Copy out all the entries word for word.

** begin Records for this task **

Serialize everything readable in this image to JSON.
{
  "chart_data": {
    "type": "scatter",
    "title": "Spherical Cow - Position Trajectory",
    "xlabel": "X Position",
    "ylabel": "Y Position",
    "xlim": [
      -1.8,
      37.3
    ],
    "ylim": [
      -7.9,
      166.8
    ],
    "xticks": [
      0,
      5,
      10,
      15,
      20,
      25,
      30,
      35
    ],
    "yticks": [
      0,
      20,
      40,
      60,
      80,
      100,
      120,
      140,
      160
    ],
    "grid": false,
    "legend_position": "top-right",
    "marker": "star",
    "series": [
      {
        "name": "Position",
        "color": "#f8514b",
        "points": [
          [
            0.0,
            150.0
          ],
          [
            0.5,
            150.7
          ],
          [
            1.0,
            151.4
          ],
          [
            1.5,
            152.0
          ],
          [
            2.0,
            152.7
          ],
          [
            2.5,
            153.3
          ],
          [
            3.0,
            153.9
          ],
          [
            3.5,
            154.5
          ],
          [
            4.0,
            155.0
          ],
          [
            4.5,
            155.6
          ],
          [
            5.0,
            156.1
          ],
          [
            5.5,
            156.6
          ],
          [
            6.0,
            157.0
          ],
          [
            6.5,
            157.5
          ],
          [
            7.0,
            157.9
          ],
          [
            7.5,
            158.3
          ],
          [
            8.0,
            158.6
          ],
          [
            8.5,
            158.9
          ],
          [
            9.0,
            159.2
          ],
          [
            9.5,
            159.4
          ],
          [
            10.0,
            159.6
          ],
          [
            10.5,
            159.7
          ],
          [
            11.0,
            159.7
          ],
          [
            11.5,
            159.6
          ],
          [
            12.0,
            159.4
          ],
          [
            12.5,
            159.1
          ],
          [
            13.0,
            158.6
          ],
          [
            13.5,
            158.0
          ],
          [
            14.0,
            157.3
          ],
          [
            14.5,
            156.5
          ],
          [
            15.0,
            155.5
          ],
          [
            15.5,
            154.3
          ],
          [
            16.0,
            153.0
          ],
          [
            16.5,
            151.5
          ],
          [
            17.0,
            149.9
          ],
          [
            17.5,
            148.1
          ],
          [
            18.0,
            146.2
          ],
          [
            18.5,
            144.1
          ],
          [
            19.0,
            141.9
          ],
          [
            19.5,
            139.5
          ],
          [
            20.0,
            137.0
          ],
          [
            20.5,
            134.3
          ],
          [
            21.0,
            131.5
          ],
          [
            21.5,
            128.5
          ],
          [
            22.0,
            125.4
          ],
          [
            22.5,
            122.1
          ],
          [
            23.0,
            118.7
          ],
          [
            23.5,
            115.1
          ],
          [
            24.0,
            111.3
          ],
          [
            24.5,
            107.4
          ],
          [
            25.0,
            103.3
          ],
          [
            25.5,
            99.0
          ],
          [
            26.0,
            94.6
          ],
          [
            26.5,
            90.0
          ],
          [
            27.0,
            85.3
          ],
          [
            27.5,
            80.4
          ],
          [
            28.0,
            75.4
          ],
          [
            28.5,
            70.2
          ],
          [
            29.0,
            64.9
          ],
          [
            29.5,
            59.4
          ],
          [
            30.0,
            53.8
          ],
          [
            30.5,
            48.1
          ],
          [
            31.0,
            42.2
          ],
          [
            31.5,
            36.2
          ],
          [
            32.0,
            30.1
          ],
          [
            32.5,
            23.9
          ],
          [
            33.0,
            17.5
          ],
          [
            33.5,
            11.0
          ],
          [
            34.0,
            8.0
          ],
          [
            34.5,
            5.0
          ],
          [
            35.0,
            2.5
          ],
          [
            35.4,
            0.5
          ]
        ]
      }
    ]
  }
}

** end Records for this task **

- _Correct result_:
Serialize everything readable in this image to JSON.
{
  "chart_data": {
    "type": "scatter",
    "title": "Spherical Cow - Position Trajectory",
    "xlabel": "X Position",
    "ylabel": "Y Position",
    "xlim": [
      -1.8,
      37.3
    ],
    "ylim": [
      -7.9,
      166.8
    ],
    "xticks": [
      0,
      5,
      10,
      15,
      20,
      25,
      30,
      35
    ],
    "yticks": [
      0,
      20,
      40,
      60,
      80,
      100,
      120,
      140,
      160
    ],
    "grid": false,
    "legend_position": "top-right",
    "marker": "star",
    "series": [
      {
        "name": "Position",
        "color": "#f8514b",
        "points": [
          [
            0.0,
            150.0
          ],
          [
            0.5,
            150.7
          ],
          [
            1.0,
            151.4
          ],
          [
            1.5,
            152.0
          ],
          [
            2.0,
            152.7
          ],
          [
            2.5,
            153.3
          ],
          [
            3.0,
            153.9
          ],
          [
            3.5,
            154.5
          ],
          [
            4.0,
            155.0
          ],
          [
            4.5,
            155.6
          ],
          [
            5.0,
            156.1
          ],
          [
            5.5,
            156.6
          ],
          [
            6.0,
            157.0
          ],
          [
            6.5,
            157.5
          ],
          [
            7.0,
            157.9
          ],
          [
            7.5,
            158.3
          ],
          [
            8.0,
            158.6
          ],
          [
            8.5,
            158.9
          ],
          [
            9.0,
            159.2
          ],
          [
            9.5,
            159.4
          ],
          [
            10.0,
            159.6
          ],
          [
            10.5,
            159.7
          ],
          [
            11.0,
            159.7
          ],
          [
            11.5,
            159.6
          ],
          [
            12.0,
            159.4
          ],
          [
            12.5,
            159.1
          ],
          [
            13.0,
            158.6
          ],
          [
            13.5,
            158.0
          ],
          [
            14.0,
            157.3
          ],
          [
            14.5,
            156.5
          ],
          [
            15.0,
            155.5
          ],
          [
            15.5,
            154.3
          ],
          [
            16.0,
            153.0
          ],
          [
            16.5,
            151.5
          ],
          [
            17.0,
            149.9
          ],
          [
            17.5,
            148.1
          ],
          [
            18.0,
            146.2
          ],
          [
            18.5,
            144.1
          ],
          [
            19.0,
            141.9
          ],
          [
            19.5,
            139.5
          ],
          [
            20.0,
            137.0
          ],
          [
            20.5,
            134.3
          ],
          [
            21.0,
            131.5
          ],
          [
            21.5,
            128.5
          ],
          [
            22.0,
            125.4
          ],
          [
            22.5,
            122.1
          ],
          [
            23.0,
            118.7
          ],
          [
            23.5,
            115.1
          ],
          [
            24.0,
            111.3
          ],
          [
            24.5,
            107.4
          ],
          [
            25.0,
            103.3
          ],
          [
            25.5,
            99.0
          ],
          [
            26.0,
            94.6
          ],
          [
            26.5,
            90.0
          ],
          [
            27.0,
            85.3
          ],
          [
            27.5,
            80.4
          ],
          [
            28.0,
            75.4
          ],
          [
            28.5,
            70.2
          ],
          [
            29.0,
            64.9
          ],
          [
            29.5,
            59.4
          ],
          [
            30.0,
            53.8
          ],
          [
            30.5,
            48.1
          ],
          [
            31.0,
            42.2
          ],
          [
            31.5,
            36.2
          ],
          [
            32.0,
            30.1
          ],
          [
            32.5,
            23.9
          ],
          [
            33.0,
            17.5
          ],
          [
            33.5,
            11.0
          ],
          [
            34.0,
            8.0
          ],
          [
            34.5,
            5.0
          ],
          [
            35.0,
            2.5
          ],
          [
            35.4,
            0.5
          ]
        ]
      }
    ]
  }
}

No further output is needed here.